Figure dataset records
== == ==
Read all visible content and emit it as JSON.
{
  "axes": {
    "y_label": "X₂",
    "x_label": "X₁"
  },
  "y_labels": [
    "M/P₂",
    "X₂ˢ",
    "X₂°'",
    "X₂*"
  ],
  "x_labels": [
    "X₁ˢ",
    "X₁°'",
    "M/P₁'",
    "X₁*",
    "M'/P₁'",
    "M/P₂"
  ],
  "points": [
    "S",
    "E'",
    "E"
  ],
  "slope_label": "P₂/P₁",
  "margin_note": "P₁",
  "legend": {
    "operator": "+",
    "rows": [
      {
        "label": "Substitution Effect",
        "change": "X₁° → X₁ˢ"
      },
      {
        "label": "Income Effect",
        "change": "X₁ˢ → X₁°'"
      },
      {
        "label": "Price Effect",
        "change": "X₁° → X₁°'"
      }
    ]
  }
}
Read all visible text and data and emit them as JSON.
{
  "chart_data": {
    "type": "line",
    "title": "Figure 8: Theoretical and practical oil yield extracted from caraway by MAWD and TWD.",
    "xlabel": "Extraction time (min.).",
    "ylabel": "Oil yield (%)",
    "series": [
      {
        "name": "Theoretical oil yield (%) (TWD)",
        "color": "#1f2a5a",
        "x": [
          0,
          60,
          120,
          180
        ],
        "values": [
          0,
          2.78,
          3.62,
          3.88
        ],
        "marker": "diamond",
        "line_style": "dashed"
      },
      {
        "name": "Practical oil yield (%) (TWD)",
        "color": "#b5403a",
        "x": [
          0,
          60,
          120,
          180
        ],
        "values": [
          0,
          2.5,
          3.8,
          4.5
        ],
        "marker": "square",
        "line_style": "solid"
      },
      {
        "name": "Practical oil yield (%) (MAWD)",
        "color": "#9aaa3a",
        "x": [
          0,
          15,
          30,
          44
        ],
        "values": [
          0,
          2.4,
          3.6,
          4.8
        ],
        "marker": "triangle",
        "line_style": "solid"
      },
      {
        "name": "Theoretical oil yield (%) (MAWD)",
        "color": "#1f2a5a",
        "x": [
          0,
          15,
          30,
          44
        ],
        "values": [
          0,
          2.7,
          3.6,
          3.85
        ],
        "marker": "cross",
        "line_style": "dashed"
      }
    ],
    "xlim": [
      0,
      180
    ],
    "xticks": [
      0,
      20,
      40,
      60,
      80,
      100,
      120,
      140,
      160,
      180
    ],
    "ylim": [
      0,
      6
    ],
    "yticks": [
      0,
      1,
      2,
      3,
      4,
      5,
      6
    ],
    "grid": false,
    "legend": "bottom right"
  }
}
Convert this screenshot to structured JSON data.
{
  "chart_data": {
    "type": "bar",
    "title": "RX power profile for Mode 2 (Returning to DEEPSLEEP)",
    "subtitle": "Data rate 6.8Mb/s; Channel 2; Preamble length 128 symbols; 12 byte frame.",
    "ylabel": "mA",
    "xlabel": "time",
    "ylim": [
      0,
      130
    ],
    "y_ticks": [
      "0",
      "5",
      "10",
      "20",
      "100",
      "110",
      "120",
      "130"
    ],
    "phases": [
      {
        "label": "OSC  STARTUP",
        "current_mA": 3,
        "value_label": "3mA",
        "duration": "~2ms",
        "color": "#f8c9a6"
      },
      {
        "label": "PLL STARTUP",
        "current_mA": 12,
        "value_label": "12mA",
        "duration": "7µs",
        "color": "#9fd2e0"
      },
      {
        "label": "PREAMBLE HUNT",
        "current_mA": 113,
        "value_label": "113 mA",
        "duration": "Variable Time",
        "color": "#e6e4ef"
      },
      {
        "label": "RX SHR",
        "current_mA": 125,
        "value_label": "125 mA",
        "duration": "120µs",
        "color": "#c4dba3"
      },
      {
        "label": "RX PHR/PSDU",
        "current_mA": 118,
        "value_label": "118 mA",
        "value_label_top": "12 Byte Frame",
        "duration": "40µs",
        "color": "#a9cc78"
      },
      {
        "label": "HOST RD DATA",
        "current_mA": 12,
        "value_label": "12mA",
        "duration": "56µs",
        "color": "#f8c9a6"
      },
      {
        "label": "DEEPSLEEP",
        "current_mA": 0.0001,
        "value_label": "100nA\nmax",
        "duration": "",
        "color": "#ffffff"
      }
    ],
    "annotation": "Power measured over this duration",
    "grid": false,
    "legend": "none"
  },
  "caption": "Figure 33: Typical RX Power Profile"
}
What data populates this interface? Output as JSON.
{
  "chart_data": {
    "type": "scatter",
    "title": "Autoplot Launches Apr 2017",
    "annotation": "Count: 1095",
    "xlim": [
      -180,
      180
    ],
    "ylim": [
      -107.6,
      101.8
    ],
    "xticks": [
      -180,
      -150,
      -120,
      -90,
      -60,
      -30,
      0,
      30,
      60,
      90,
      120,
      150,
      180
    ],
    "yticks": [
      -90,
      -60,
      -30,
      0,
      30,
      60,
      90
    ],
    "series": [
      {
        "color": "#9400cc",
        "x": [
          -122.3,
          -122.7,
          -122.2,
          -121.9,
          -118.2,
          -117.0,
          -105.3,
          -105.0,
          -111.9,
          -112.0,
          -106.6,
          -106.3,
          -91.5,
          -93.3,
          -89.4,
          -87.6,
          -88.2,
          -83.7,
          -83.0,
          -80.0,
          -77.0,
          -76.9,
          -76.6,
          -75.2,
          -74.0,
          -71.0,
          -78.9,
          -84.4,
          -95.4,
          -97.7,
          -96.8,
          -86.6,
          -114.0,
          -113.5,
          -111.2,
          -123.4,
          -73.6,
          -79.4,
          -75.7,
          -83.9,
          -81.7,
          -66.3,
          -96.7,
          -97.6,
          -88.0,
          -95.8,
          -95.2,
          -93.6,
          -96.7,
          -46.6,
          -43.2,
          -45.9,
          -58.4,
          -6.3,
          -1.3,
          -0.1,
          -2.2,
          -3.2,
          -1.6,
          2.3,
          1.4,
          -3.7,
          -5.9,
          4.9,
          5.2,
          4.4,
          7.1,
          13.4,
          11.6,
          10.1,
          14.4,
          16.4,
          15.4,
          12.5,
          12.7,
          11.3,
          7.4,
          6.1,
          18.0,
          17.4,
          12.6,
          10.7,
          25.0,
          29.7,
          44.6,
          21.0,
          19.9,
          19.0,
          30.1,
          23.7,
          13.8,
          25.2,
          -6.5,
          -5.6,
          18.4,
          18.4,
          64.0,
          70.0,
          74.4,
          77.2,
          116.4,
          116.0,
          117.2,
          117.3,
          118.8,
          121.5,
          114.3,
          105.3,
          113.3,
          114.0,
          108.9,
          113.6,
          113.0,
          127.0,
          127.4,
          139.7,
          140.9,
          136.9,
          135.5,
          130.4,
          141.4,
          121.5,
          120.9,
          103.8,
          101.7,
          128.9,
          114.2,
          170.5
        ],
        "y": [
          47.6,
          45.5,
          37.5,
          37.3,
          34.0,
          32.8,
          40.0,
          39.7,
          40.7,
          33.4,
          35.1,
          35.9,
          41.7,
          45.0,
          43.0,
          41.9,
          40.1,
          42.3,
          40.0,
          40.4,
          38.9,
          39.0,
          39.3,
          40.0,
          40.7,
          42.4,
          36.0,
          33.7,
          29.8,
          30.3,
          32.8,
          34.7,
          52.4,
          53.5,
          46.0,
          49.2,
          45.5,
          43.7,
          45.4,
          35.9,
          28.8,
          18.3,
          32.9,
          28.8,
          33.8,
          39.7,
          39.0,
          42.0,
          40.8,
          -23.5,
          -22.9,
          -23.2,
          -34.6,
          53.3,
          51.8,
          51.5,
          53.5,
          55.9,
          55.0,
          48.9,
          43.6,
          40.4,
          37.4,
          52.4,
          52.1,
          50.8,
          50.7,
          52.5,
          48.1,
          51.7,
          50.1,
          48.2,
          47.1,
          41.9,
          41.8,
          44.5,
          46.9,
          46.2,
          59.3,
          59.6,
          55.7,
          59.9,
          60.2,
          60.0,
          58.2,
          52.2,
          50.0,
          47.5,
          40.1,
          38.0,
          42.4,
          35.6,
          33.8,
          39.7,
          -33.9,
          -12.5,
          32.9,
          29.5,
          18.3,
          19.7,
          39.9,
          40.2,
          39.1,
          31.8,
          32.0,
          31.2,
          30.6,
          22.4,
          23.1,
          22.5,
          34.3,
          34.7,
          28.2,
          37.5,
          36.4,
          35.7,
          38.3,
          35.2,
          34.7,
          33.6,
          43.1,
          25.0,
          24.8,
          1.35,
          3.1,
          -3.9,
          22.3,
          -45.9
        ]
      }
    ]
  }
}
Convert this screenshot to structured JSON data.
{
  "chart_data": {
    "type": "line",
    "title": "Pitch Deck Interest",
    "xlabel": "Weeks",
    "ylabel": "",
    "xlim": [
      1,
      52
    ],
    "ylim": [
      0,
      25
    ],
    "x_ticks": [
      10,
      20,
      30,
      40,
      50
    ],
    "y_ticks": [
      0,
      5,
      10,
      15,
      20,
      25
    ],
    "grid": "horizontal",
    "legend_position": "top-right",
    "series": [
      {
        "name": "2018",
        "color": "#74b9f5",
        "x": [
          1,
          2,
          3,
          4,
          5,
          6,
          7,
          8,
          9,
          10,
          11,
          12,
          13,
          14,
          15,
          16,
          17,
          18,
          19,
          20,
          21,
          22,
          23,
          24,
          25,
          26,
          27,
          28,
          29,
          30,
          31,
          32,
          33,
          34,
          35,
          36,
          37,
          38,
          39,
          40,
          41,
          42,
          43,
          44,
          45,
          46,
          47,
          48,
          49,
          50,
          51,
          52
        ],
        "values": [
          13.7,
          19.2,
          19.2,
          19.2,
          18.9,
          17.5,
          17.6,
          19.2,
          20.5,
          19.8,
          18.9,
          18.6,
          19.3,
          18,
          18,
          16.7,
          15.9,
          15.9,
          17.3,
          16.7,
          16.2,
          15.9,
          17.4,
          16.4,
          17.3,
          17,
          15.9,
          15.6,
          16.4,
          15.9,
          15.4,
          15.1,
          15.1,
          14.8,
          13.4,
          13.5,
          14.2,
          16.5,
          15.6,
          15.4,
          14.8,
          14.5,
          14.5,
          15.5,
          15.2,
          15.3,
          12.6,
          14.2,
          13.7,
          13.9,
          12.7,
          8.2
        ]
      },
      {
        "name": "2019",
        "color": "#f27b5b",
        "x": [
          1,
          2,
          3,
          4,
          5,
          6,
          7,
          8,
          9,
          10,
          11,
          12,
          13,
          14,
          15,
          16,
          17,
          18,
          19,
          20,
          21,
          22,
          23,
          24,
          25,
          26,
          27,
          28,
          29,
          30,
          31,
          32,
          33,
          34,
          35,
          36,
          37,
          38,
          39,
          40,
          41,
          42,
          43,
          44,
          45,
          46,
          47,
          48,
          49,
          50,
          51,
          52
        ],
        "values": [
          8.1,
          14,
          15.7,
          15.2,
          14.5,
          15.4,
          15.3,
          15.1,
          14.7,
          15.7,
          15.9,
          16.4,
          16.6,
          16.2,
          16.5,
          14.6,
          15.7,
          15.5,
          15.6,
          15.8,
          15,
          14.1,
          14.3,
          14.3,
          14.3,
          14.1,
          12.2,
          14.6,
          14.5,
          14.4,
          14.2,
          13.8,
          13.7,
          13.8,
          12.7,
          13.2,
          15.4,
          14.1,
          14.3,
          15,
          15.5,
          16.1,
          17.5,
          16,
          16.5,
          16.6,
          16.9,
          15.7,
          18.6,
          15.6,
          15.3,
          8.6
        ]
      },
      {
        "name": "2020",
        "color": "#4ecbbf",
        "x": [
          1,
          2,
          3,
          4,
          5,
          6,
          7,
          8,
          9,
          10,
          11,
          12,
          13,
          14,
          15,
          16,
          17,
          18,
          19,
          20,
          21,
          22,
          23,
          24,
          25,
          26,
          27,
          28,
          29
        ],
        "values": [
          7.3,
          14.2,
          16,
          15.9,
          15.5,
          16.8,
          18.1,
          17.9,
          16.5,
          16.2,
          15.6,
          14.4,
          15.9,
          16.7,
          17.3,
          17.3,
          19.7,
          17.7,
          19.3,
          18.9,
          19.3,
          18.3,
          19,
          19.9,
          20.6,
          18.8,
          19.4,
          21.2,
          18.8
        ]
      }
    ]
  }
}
== == ==
- _Problem details_:
From the listing, tally every line with the word "this" in it and give only the tally.

- _Solution_:
4